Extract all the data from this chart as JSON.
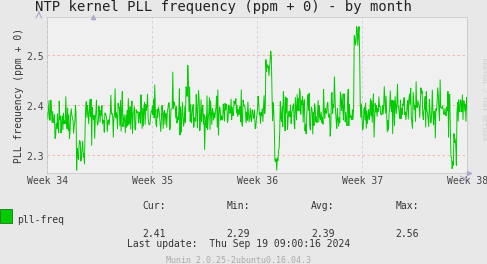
{
  "title": "NTP kernel PLL frequency (ppm + 0) - by month",
  "ylabel": "PLL frequency (ppm + 0)",
  "outer_bg": "#e8e8e8",
  "plot_bg": "#f0f0f0",
  "line_color": "#00cc00",
  "grid_h_color": "#ffaaaa",
  "grid_v_color": "#ccccdd",
  "arrow_color": "#aaaacc",
  "ylim": [
    2.265,
    2.575
  ],
  "yticks": [
    2.3,
    2.4,
    2.5
  ],
  "week_labels": [
    "Week 34",
    "Week 35",
    "Week 36",
    "Week 37",
    "Week 38"
  ],
  "cur": "2.41",
  "min_val": "2.29",
  "avg": "2.39",
  "max_val": "2.56",
  "legend_label": "pll-freq",
  "last_update": "Last update:  Thu Sep 19 09:00:16 2024",
  "munin_label": "Munin 2.0.25-2ubuntu0.16.04.3",
  "rrdtool_label": "RRDTOOL / TOBI OETIKER",
  "title_fontsize": 10,
  "axis_label_fontsize": 7,
  "tick_fontsize": 7,
  "footer_fontsize": 7,
  "munin_fontsize": 6,
  "seed": 42,
  "n_points": 700
}
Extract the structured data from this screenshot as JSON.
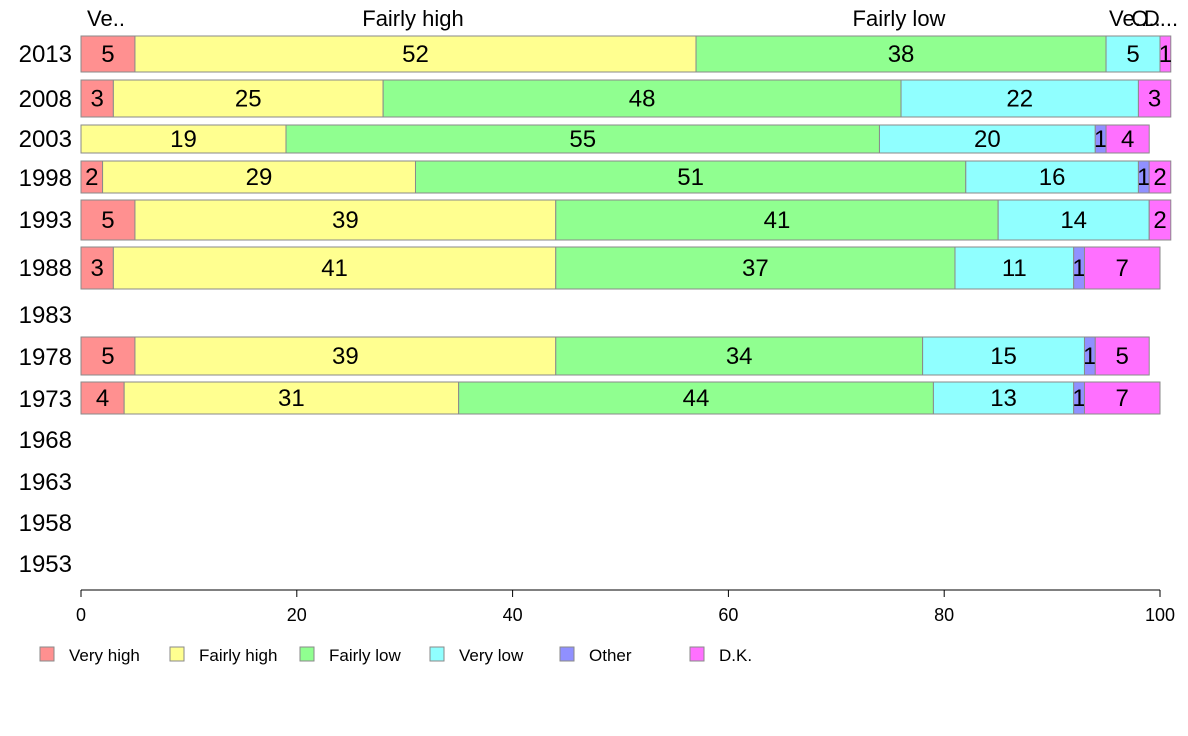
{
  "chart_data": {
    "type": "bar",
    "orientation": "horizontal",
    "stacked": true,
    "categories": [
      "2013",
      "2008",
      "2003",
      "1998",
      "1993",
      "1988",
      "1983",
      "1978",
      "1973",
      "1968",
      "1963",
      "1958",
      "1953"
    ],
    "series": [
      {
        "name": "Very high",
        "color": "#ff9090",
        "values": [
          5,
          3,
          null,
          2,
          5,
          3,
          null,
          5,
          4,
          null,
          null,
          null,
          null
        ]
      },
      {
        "name": "Fairly high",
        "color": "#ffff90",
        "values": [
          52,
          25,
          19,
          29,
          39,
          41,
          null,
          39,
          31,
          null,
          null,
          null,
          null
        ]
      },
      {
        "name": "Fairly low",
        "color": "#90ff90",
        "values": [
          38,
          48,
          55,
          51,
          41,
          37,
          null,
          34,
          44,
          null,
          null,
          null,
          null
        ]
      },
      {
        "name": "Very low",
        "color": "#90ffff",
        "values": [
          5,
          22,
          20,
          16,
          14,
          11,
          null,
          15,
          13,
          null,
          null,
          null,
          null
        ]
      },
      {
        "name": "Other",
        "color": "#9090ff",
        "values": [
          null,
          null,
          1,
          1,
          null,
          1,
          null,
          1,
          1,
          null,
          null,
          null,
          null
        ]
      },
      {
        "name": "D.K.",
        "color": "#ff70ff",
        "values": [
          1,
          3,
          4,
          2,
          2,
          7,
          null,
          5,
          7,
          null,
          null,
          null,
          null
        ]
      }
    ],
    "segment_labels": [
      [
        "5",
        "52",
        "38",
        "5",
        "",
        "1"
      ],
      [
        "3",
        "25",
        "48",
        "22",
        "",
        "3"
      ],
      [
        "",
        "19",
        "55",
        "20",
        "1",
        "4"
      ],
      [
        "2",
        "29",
        "51",
        "16",
        "1",
        "2"
      ],
      [
        "5",
        "39",
        "41",
        "14",
        "",
        "2"
      ],
      [
        "3",
        "41",
        "37",
        "11",
        "1",
        "7"
      ],
      [
        "",
        "",
        "",
        "",
        "",
        ""
      ],
      [
        "5",
        "39",
        "34",
        "15",
        "1",
        "5"
      ],
      [
        "4",
        "31",
        "44",
        "13",
        "1",
        "7"
      ],
      [
        "",
        "",
        "",
        "",
        "",
        ""
      ],
      [
        "",
        "",
        "",
        "",
        "",
        ""
      ],
      [
        "",
        "",
        "",
        "",
        "",
        ""
      ],
      [
        "",
        "",
        "",
        "",
        "",
        ""
      ]
    ],
    "top_labels": [
      "Ve..",
      "Fairly high",
      "Fairly low",
      "Ve..",
      "O..",
      "D..."
    ],
    "xlim": [
      0,
      100
    ],
    "xticks": [
      "0",
      "20",
      "40",
      "60",
      "80",
      "100"
    ],
    "grid": false,
    "legend_position": "bottom"
  }
}
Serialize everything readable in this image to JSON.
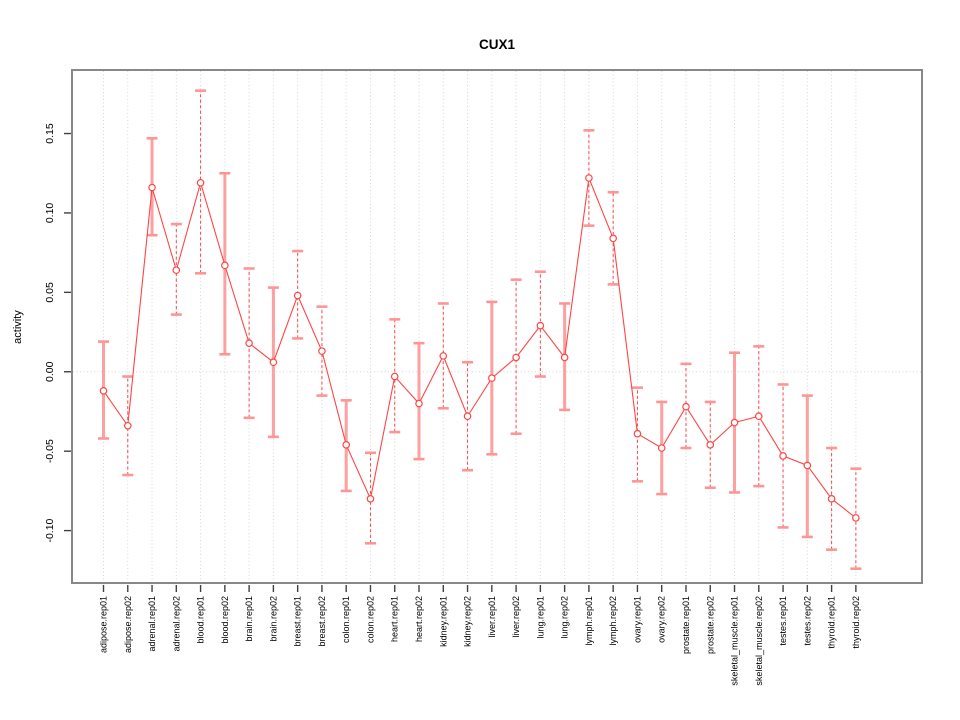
{
  "chart_data": {
    "type": "line",
    "title": "CUX1",
    "xlabel": "",
    "ylabel": "activity",
    "ylim": [
      -0.133,
      0.19
    ],
    "yticks": [
      -0.1,
      -0.05,
      0.0,
      0.05,
      0.1,
      0.15
    ],
    "ytick_labels": [
      "-0.10",
      "-0.05",
      "0.00",
      "0.05",
      "0.10",
      "0.15"
    ],
    "grid": "dotted vertical gridline at every category; dotted horizontal line at y=0 only",
    "legend": "none",
    "marker": "open-circle",
    "categories": [
      "adipose.rep01",
      "adipose.rep02",
      "adrenal.rep01",
      "adrenal.rep02",
      "blood.rep01",
      "blood.rep02",
      "brain.rep01",
      "brain.rep02",
      "breast.rep01",
      "breast.rep02",
      "colon.rep01",
      "colon.rep02",
      "heart.rep01",
      "heart.rep02",
      "kidney.rep01",
      "kidney.rep02",
      "liver.rep01",
      "liver.rep02",
      "lung.rep01",
      "lung.rep02",
      "lymph.rep01",
      "lymph.rep02",
      "ovary.rep01",
      "ovary.rep02",
      "prostate.rep01",
      "prostate.rep02",
      "skeletal_muscle.rep01",
      "skeletal_muscle.rep02",
      "testes.rep01",
      "testes.rep02",
      "thyroid.rep01",
      "thyroid.rep02"
    ],
    "series": [
      {
        "name": "activity",
        "values": [
          -0.012,
          -0.034,
          0.116,
          0.064,
          0.119,
          0.067,
          0.018,
          0.006,
          0.048,
          0.013,
          -0.046,
          -0.08,
          -0.003,
          -0.02,
          0.01,
          -0.028,
          -0.004,
          0.009,
          0.029,
          0.009,
          0.122,
          0.084,
          -0.039,
          -0.048,
          -0.022,
          -0.046,
          -0.032,
          -0.028,
          -0.053,
          -0.059,
          -0.08,
          -0.092
        ],
        "error_low": [
          -0.042,
          -0.065,
          0.086,
          0.036,
          0.062,
          0.011,
          -0.029,
          -0.041,
          0.021,
          -0.015,
          -0.075,
          -0.108,
          -0.038,
          -0.055,
          -0.023,
          -0.062,
          -0.052,
          -0.039,
          -0.003,
          -0.024,
          0.092,
          0.055,
          -0.069,
          -0.077,
          -0.048,
          -0.073,
          -0.076,
          -0.072,
          -0.098,
          -0.104,
          -0.112,
          -0.124
        ],
        "error_high": [
          0.019,
          -0.003,
          0.147,
          0.093,
          0.177,
          0.125,
          0.065,
          0.053,
          0.076,
          0.041,
          -0.018,
          -0.051,
          0.033,
          0.018,
          0.043,
          0.006,
          0.044,
          0.058,
          0.063,
          0.043,
          0.152,
          0.113,
          -0.01,
          -0.019,
          0.005,
          -0.019,
          0.012,
          0.016,
          -0.008,
          -0.015,
          -0.048,
          -0.061
        ],
        "bar_style": [
          "solid",
          "dashed",
          "solid",
          "dashed",
          "dashed",
          "solid",
          "dashed",
          "solid",
          "dashed",
          "dashed",
          "solid",
          "dashed",
          "dashed",
          "solid",
          "dashed",
          "dashed",
          "solid",
          "dashed",
          "dashed",
          "solid",
          "dashed",
          "dashed",
          "dashed",
          "solid",
          "dashed",
          "dashed",
          "solid",
          "dashed",
          "dashed",
          "solid",
          "dashed",
          "dashed"
        ]
      }
    ],
    "colors": {
      "line": "#ff4545",
      "error_bar_solid": "#ffa0a0",
      "error_bar_cap": "#ff9494",
      "frame": "#888888",
      "grid": "#d6d6d6",
      "text": "#000000"
    }
  }
}
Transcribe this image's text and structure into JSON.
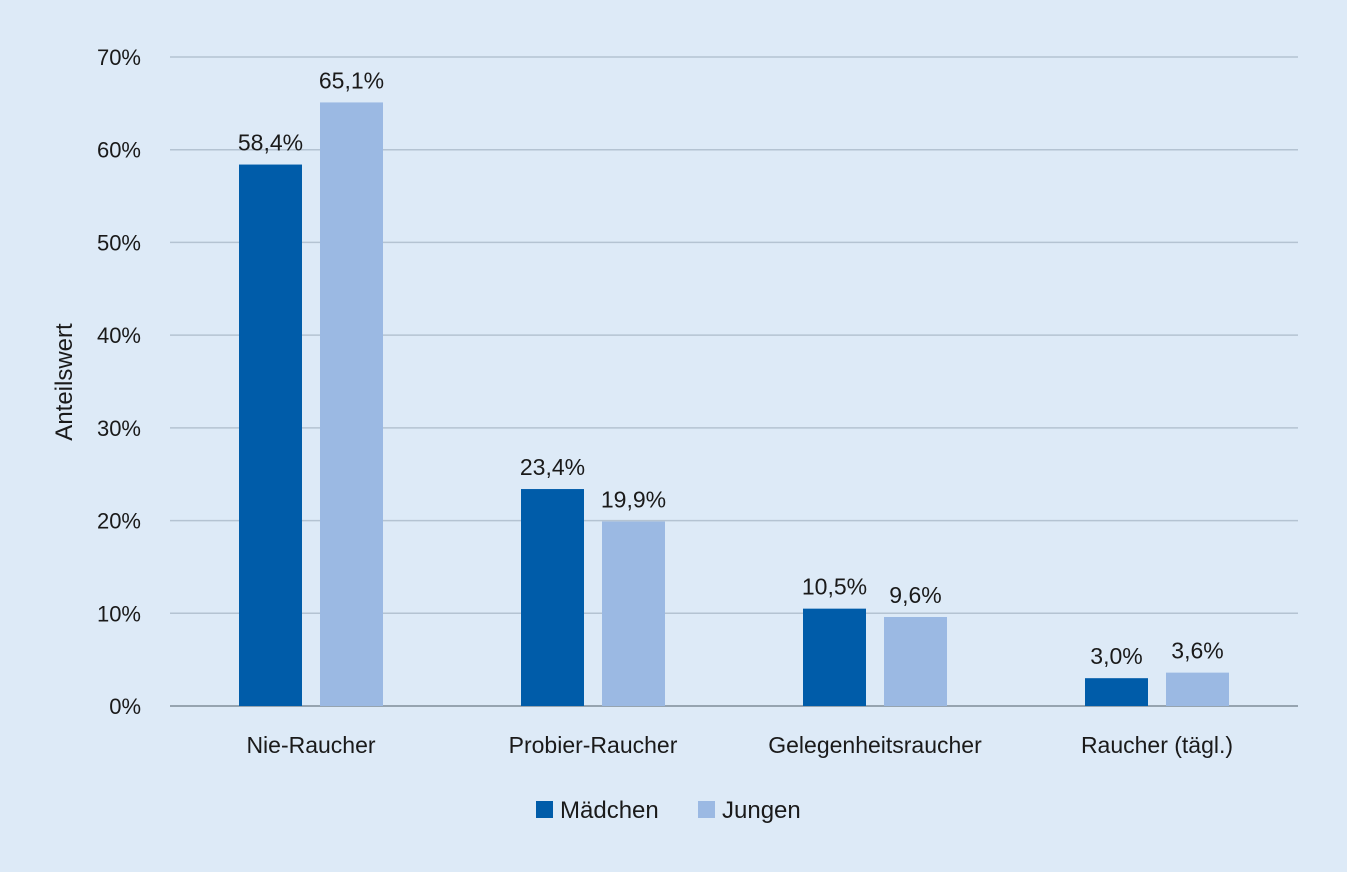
{
  "chart_data": {
    "type": "bar",
    "ylabel": "Anteilswert",
    "xlabel": "",
    "ylim": [
      0,
      70
    ],
    "yticks": [
      0,
      10,
      20,
      30,
      40,
      50,
      60,
      70
    ],
    "ytick_labels": [
      "0%",
      "10%",
      "20%",
      "30%",
      "40%",
      "50%",
      "60%",
      "70%"
    ],
    "grid": true,
    "legend_position": "bottom",
    "categories": [
      "Nie-Raucher",
      "Probier-Raucher",
      "Gelegenheitsraucher",
      "Raucher (tägl.)"
    ],
    "series": [
      {
        "name": "Mädchen",
        "color": "#005ca9",
        "values": [
          58.4,
          23.4,
          10.5,
          3.0
        ],
        "labels": [
          "58,4%",
          "23,4%",
          "10,5%",
          "3,0%"
        ]
      },
      {
        "name": "Jungen",
        "color": "#9bb9e3",
        "values": [
          65.1,
          19.9,
          9.6,
          3.6
        ],
        "labels": [
          "65,1%",
          "19,9%",
          "9,6%",
          "3,6%"
        ]
      }
    ]
  }
}
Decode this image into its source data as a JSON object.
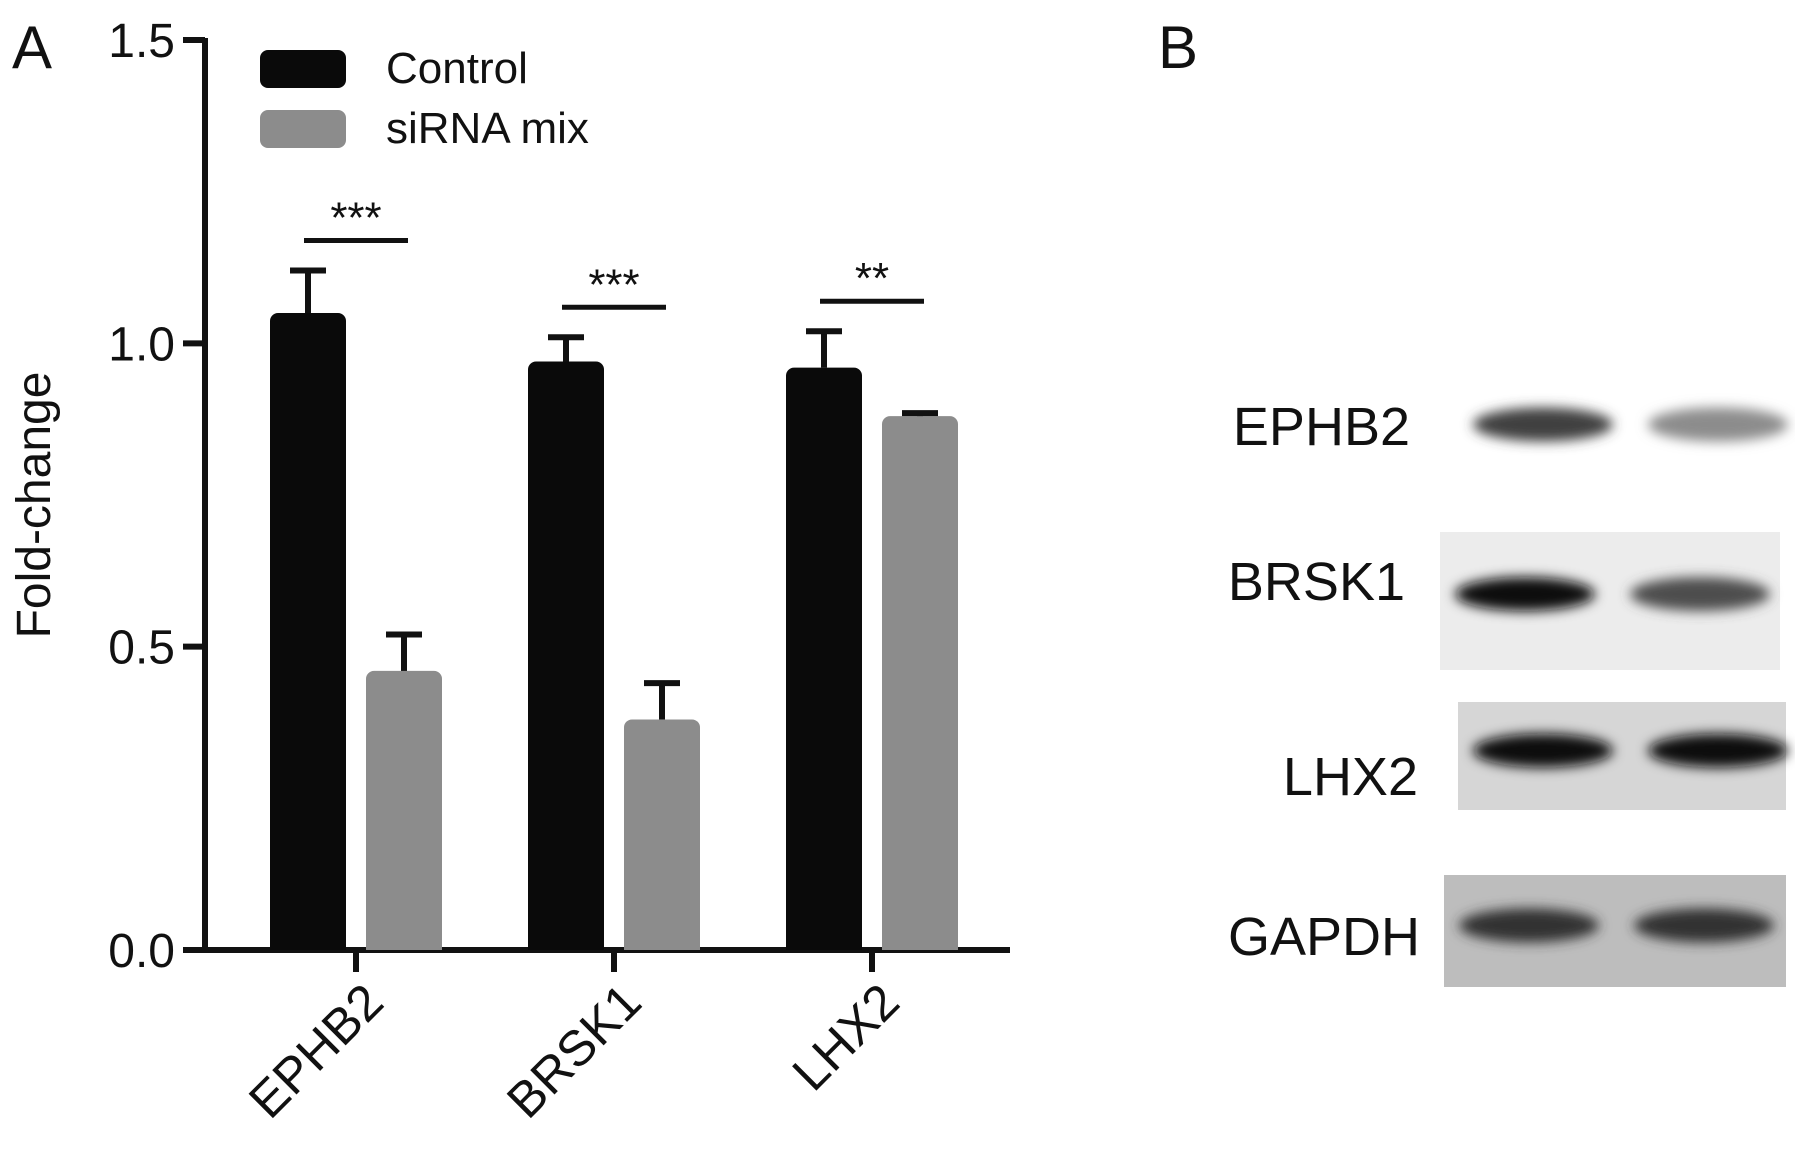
{
  "panel_labels": {
    "a": "A",
    "b": "B"
  },
  "chart_data": {
    "type": "bar",
    "categories": [
      "EPHB2",
      "BRSK1",
      "LHX2"
    ],
    "series": [
      {
        "name": "Control",
        "values": [
          1.05,
          0.97,
          0.96
        ],
        "errors": [
          0.07,
          0.04,
          0.06
        ],
        "color": "#0a0a0a"
      },
      {
        "name": "siRNA mix",
        "values": [
          0.46,
          0.38,
          0.88
        ],
        "errors": [
          0.06,
          0.06,
          0.005
        ],
        "color": "#8c8c8c"
      }
    ],
    "significance": [
      "***",
      "***",
      "**"
    ],
    "title": "",
    "xlabel": "",
    "ylabel": "Fold-change",
    "ylim": [
      0,
      1.5
    ],
    "yticks": [
      "0.0",
      "0.5",
      "1.0",
      "1.5"
    ],
    "legend_position": "top-left",
    "grid": false
  },
  "western_blot": {
    "rows": [
      {
        "label": "EPHB2",
        "lane_intensities": [
          0.75,
          0.45
        ]
      },
      {
        "label": "BRSK1",
        "lane_intensities": [
          0.95,
          0.7
        ]
      },
      {
        "label": "LHX2",
        "lane_intensities": [
          0.95,
          0.95
        ]
      },
      {
        "label": "GAPDH",
        "lane_intensities": [
          0.8,
          0.8
        ]
      }
    ]
  }
}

OBJECTIVE: Using the listing above, show every line that includes the string "text".

ANSWER TO THIS EXERCISE:
      "text": "#000000"
Transcribe this image's text and structure into JSON.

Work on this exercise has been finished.